• WRITTEN INSTRUCTION:
Transcribe everything from the line containing "Text: Average Direction: Average" down to the end of the records, copying each line exactly.

• INPUT DATA:
Begin

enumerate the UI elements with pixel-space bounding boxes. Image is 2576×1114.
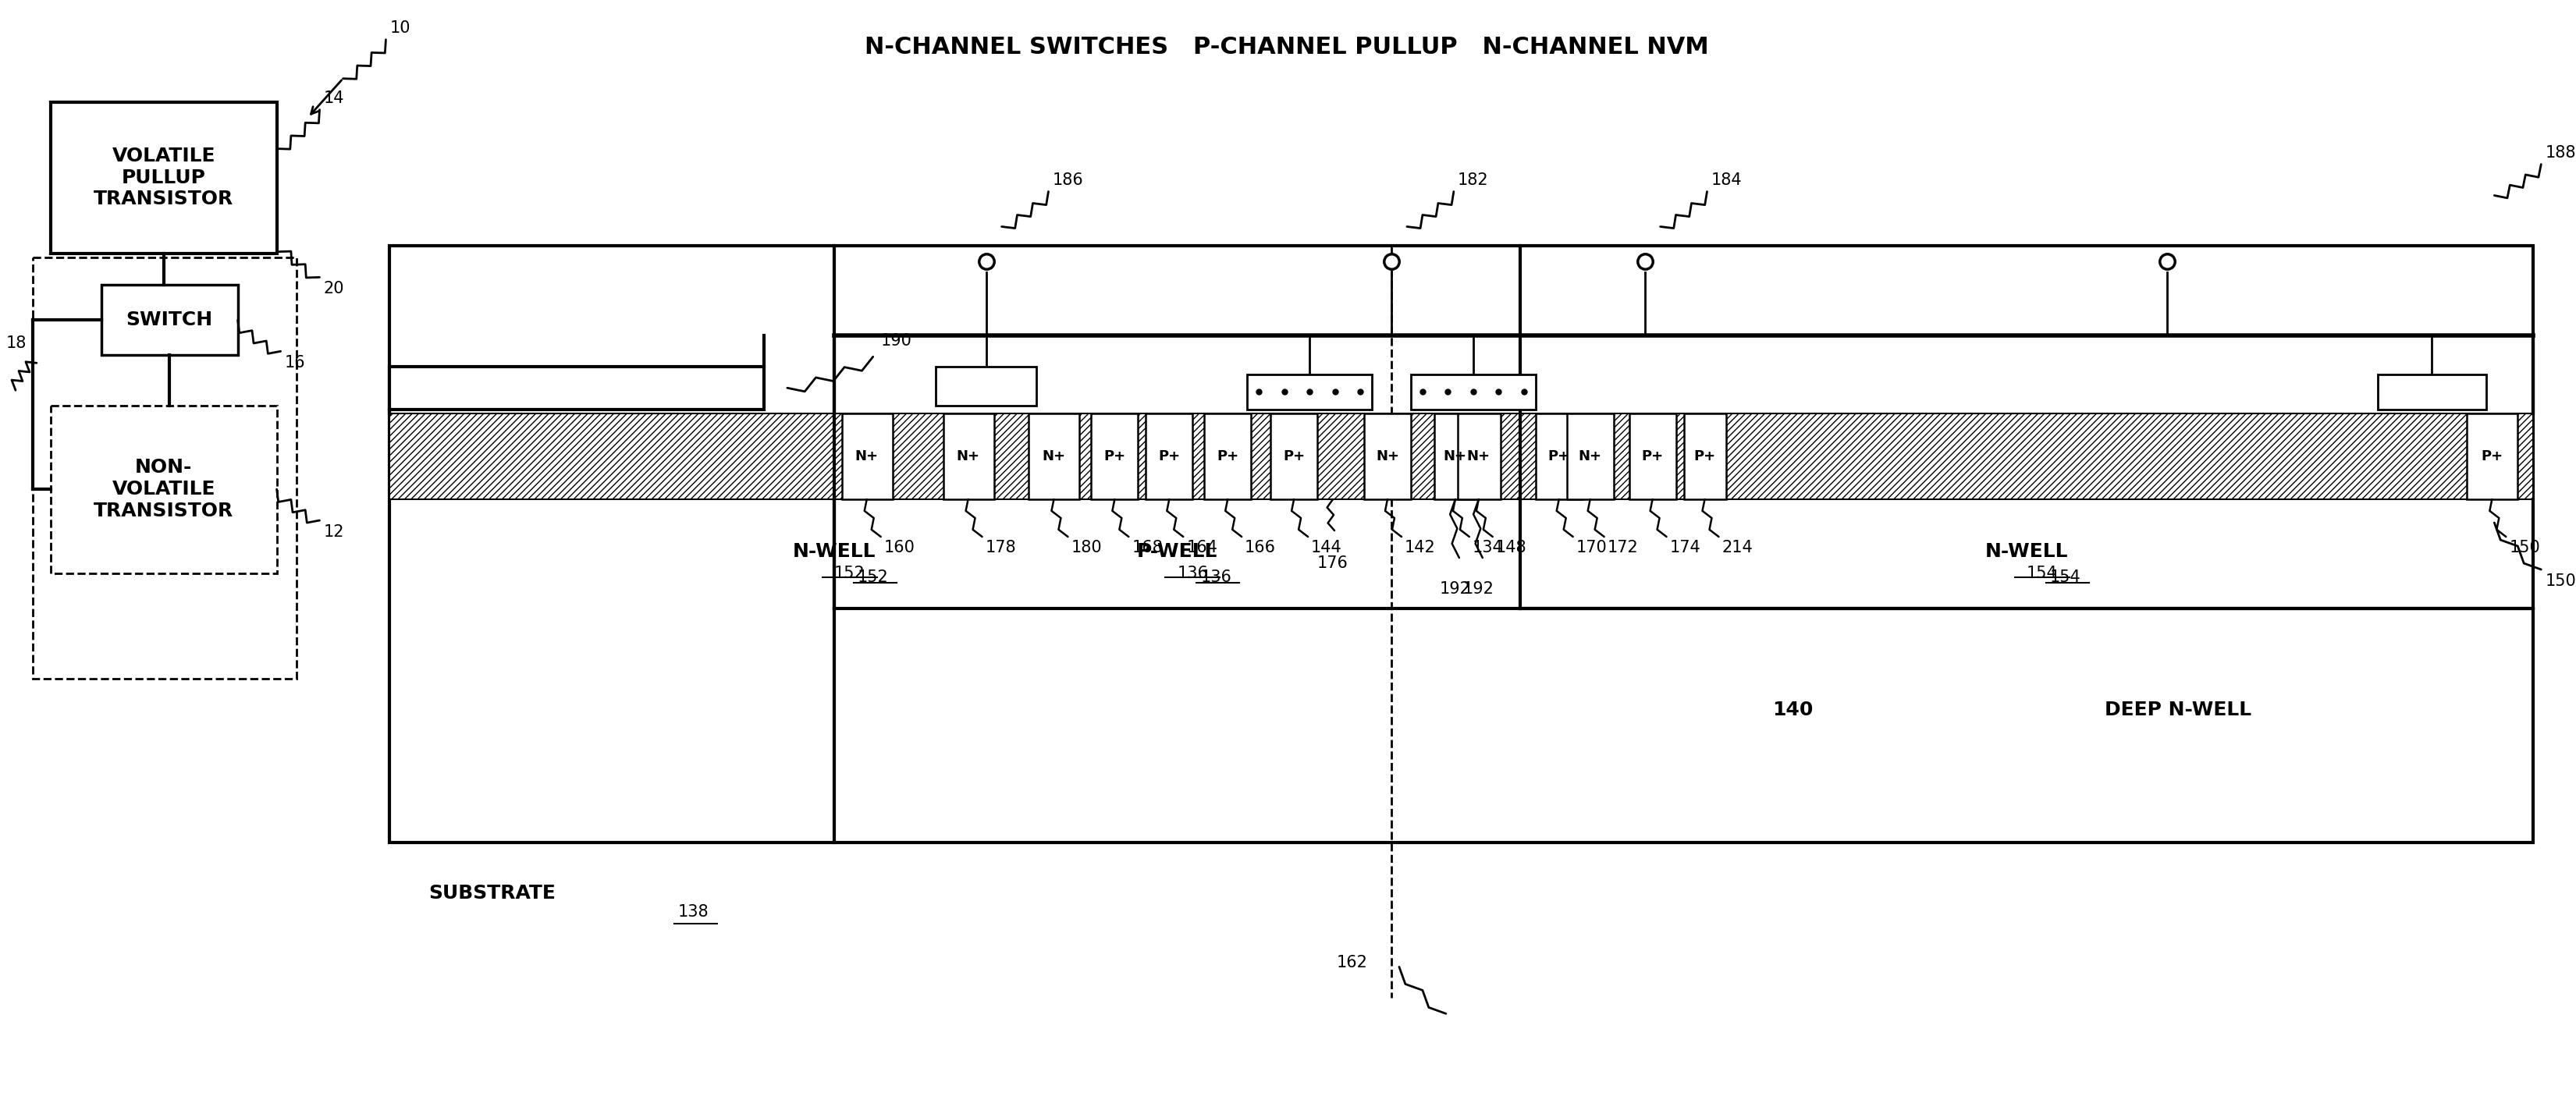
Bar	[943, 413, 994, 499]
Text: 142: 142	[1404, 540, 1435, 556]
Bar	[389, 413, 2532, 499]
Text: 152: 152	[835, 566, 866, 582]
Text: 192: 192	[1440, 582, 1471, 597]
Text: 138: 138	[677, 905, 708, 920]
Text: N+: N+	[1466, 449, 1492, 463]
Text: P+: P+	[2481, 449, 2504, 463]
Text: 150: 150	[2545, 574, 2576, 589]
Text: 180: 180	[1072, 540, 1103, 556]
Text: N+: N+	[1376, 449, 1399, 463]
Text: 174: 174	[1669, 540, 1700, 556]
Text: N-CHANNEL SWITCHES   P-CHANNEL PULLUP   N-CHANNEL NVM: N-CHANNEL SWITCHES P-CHANNEL PULLUP N-CH…	[866, 36, 1708, 58]
Text: 176: 176	[1316, 556, 1347, 571]
Bar	[1206, 413, 1252, 499]
Text: 134: 134	[1473, 540, 1504, 556]
Text: 148: 148	[1497, 540, 1528, 556]
Text: P+: P+	[1548, 449, 1569, 463]
Bar	[1458, 413, 1499, 499]
Bar	[2468, 413, 2517, 499]
Bar	[1146, 413, 1193, 499]
Text: 18: 18	[5, 335, 26, 351]
Bar	[842, 413, 891, 499]
Text: 160: 160	[884, 540, 914, 556]
Bar	[1685, 413, 1726, 499]
Text: N+: N+	[1443, 449, 1466, 463]
Text: 214: 214	[1721, 540, 1752, 556]
Text: 144: 144	[1311, 540, 1342, 556]
Text: 190: 190	[881, 333, 912, 349]
Text: N+: N+	[1579, 449, 1602, 463]
Text: P+: P+	[1695, 449, 1716, 463]
Bar	[1365, 413, 1412, 499]
Text: 182: 182	[1458, 172, 1489, 187]
Text: 164: 164	[1188, 540, 1218, 556]
Text: 16: 16	[283, 355, 307, 371]
Text: 172: 172	[1607, 540, 1638, 556]
Text: N+: N+	[956, 449, 979, 463]
Bar	[389, 367, 765, 410]
Bar	[1247, 374, 1373, 410]
Text: SWITCH: SWITCH	[126, 311, 211, 330]
Text: 140: 140	[1772, 701, 1814, 720]
Bar	[935, 367, 1036, 405]
Text: 168: 168	[1131, 540, 1162, 556]
Bar	[52, 405, 276, 574]
Text: P+: P+	[1641, 449, 1664, 463]
Text: 136: 136	[1177, 566, 1208, 582]
Text: 10: 10	[389, 20, 410, 36]
Text: 184: 184	[1710, 172, 1741, 187]
Bar	[1566, 413, 1613, 499]
Bar	[1092, 413, 1139, 499]
Text: 12: 12	[325, 525, 345, 540]
Bar	[1628, 413, 1677, 499]
Text: 154: 154	[2050, 569, 2081, 585]
Text: N+: N+	[855, 449, 878, 463]
Bar	[33, 257, 296, 678]
Text: 178: 178	[984, 540, 1015, 556]
Text: 188: 188	[2545, 145, 2576, 160]
Text: N+: N+	[1043, 449, 1066, 463]
Bar	[1028, 413, 1079, 499]
Text: 152: 152	[858, 569, 889, 585]
Bar	[1435, 413, 1476, 499]
Text: 166: 166	[1244, 540, 1275, 556]
Text: P-WELL: P-WELL	[1136, 543, 1218, 561]
Text: DEEP N-WELL: DEEP N-WELL	[2105, 701, 2251, 720]
Text: 192: 192	[1463, 582, 1494, 597]
Text: 136: 136	[1200, 569, 1231, 585]
Text: 150: 150	[2509, 540, 2540, 556]
Text: 186: 186	[1051, 172, 1084, 187]
Text: VOLATILE
PULLUP
TRANSISTOR: VOLATILE PULLUP TRANSISTOR	[93, 146, 234, 208]
Bar	[100, 285, 237, 355]
Text: 20: 20	[325, 281, 345, 296]
Text: P+: P+	[1159, 449, 1180, 463]
Text: P+: P+	[1216, 449, 1239, 463]
Bar	[1412, 374, 1535, 410]
Bar	[1270, 413, 1316, 499]
Text: 14: 14	[325, 90, 345, 106]
Bar	[1535, 413, 1582, 499]
Text: SUBSTRATE: SUBSTRATE	[428, 883, 556, 902]
Text: 170: 170	[1577, 540, 1607, 556]
Text: NON-
VOLATILE
TRANSISTOR: NON- VOLATILE TRANSISTOR	[93, 458, 234, 520]
Text: 154: 154	[2027, 566, 2058, 582]
Text: N-WELL: N-WELL	[793, 543, 876, 561]
Text: P+: P+	[1103, 449, 1126, 463]
Text: P+: P+	[1283, 449, 1306, 463]
Bar	[389, 246, 2532, 842]
Bar	[52, 102, 276, 254]
Text: 162: 162	[1337, 955, 1368, 970]
Text: N-WELL: N-WELL	[1986, 543, 2069, 561]
Bar	[2378, 374, 2486, 410]
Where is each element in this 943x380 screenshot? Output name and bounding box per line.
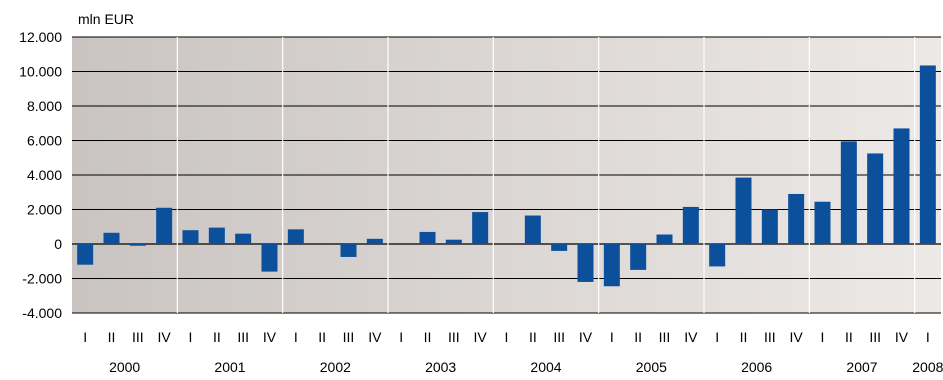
bar [577,244,594,282]
bar [551,244,568,251]
bar [498,243,515,244]
y-tick-label: 10.000 [19,64,62,80]
bar [867,153,884,244]
bar [656,234,673,244]
quarter-label: II [108,329,116,345]
quarter-label: IV [263,329,277,345]
quarter-label: II [213,329,221,345]
bar [393,243,410,244]
bar [287,229,304,244]
quarter-label: III [448,329,460,345]
quarter-label: III [343,329,355,345]
bar [156,207,173,244]
y-unit-label: mln EUR [78,11,134,27]
bar [761,209,778,244]
year-label: 2005 [636,359,667,375]
bar [261,244,278,272]
bar [709,244,726,267]
quarter-label: I [821,329,825,345]
quarter-label: III [659,329,671,345]
bar [419,231,436,244]
quarter-label: III [237,329,249,345]
quarter-label: I [189,329,193,345]
quarter-label: II [634,329,642,345]
quarter-label: II [318,329,326,345]
quarter-label: III [132,329,144,345]
bar [524,215,541,244]
quarter-label: I [610,329,614,345]
quarter-label: IV [684,329,698,345]
year-label: 2003 [425,359,456,375]
quarter-label: I [505,329,509,345]
quarter-label: IV [895,329,909,345]
bar [682,206,699,244]
quarter-label: II [424,329,432,345]
bar [129,244,146,246]
y-tick-label: 6.000 [27,133,62,149]
year-label: 2006 [741,359,772,375]
quarter-label: I [399,329,403,345]
y-tick-label: 2.000 [27,202,62,218]
bars [77,65,936,287]
quarter-label: II [529,329,537,345]
quarter-label: I [83,329,87,345]
bar [893,128,910,244]
year-separators [176,37,916,313]
quarter-label: III [553,329,565,345]
y-tick-label: -4.000 [22,305,62,321]
bar [103,232,120,244]
y-tick-label: 12.000 [19,29,62,45]
bar [630,244,647,270]
y-tick-label: 8.000 [27,98,62,114]
quarter-label: IV [158,329,172,345]
bar [77,244,94,265]
bar [182,230,199,244]
bar [814,201,831,244]
year-label: 2002 [320,359,351,375]
y-tick-label: 4.000 [27,167,62,183]
quarter-label: II [740,329,748,345]
quarter-label: III [869,329,881,345]
year-label: 2007 [846,359,877,375]
year-label: 2008 [912,359,943,375]
quarter-label: IV [474,329,488,345]
quarter-label: III [764,329,776,345]
bar [445,239,462,244]
quarter-label: IV [368,329,382,345]
bar [340,244,357,257]
quarter-label: I [926,329,930,345]
y-tick-label: 0 [54,236,62,252]
quarter-labels: I II III IV I II III IV I II III IV I II III IV I II III IV… [83,329,930,345]
quarter-label: II [845,329,853,345]
quarter-label: IV [790,329,804,345]
bar [840,141,857,244]
bar [366,238,383,244]
bar [472,212,489,244]
year-label: 2000 [109,359,140,375]
year-label: 2004 [530,359,561,375]
quarter-label: I [715,329,719,345]
bar [788,193,805,244]
quarter-label: IV [579,329,593,345]
year-label: 2001 [214,359,245,375]
bar [603,244,620,287]
bar [735,177,752,244]
y-tick-label: -2.000 [22,271,62,287]
y-tick-labels: -4.000 -2.000 0 2.000 4.000 6.000 8.000 10.000 1… [19,29,62,321]
year-labels: 2000 2001 2002 2003 2004 2005 2006 2007 2008 [109,359,943,375]
quarter-label: I [294,329,298,345]
bar [208,227,225,244]
bar [919,65,936,245]
bar [235,233,252,244]
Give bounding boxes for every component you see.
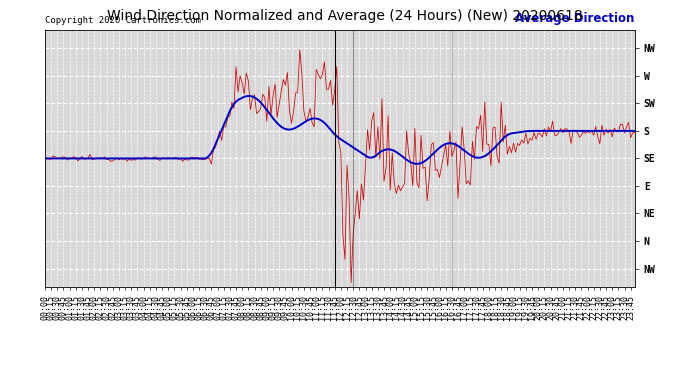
Text: Average Direction: Average Direction <box>515 12 635 25</box>
Text: Wind Direction Normalized and Average (24 Hours) (New) 20200618: Wind Direction Normalized and Average (2… <box>107 9 583 23</box>
Text: Copyright 2020 Cartronics.com: Copyright 2020 Cartronics.com <box>45 16 201 25</box>
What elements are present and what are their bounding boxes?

End

• THE RESPONSE:
Text: Average Direction: Average Direction <box>515 12 635 25</box>
Text: Wind Direction Normalized and Average (24 Hours) (New) 20200618: Wind Direction Normalized and Average (2… <box>107 9 583 23</box>
Text: Copyright 2020 Cartronics.com: Copyright 2020 Cartronics.com <box>45 16 201 25</box>
What elements are present and what are their bounding boxes?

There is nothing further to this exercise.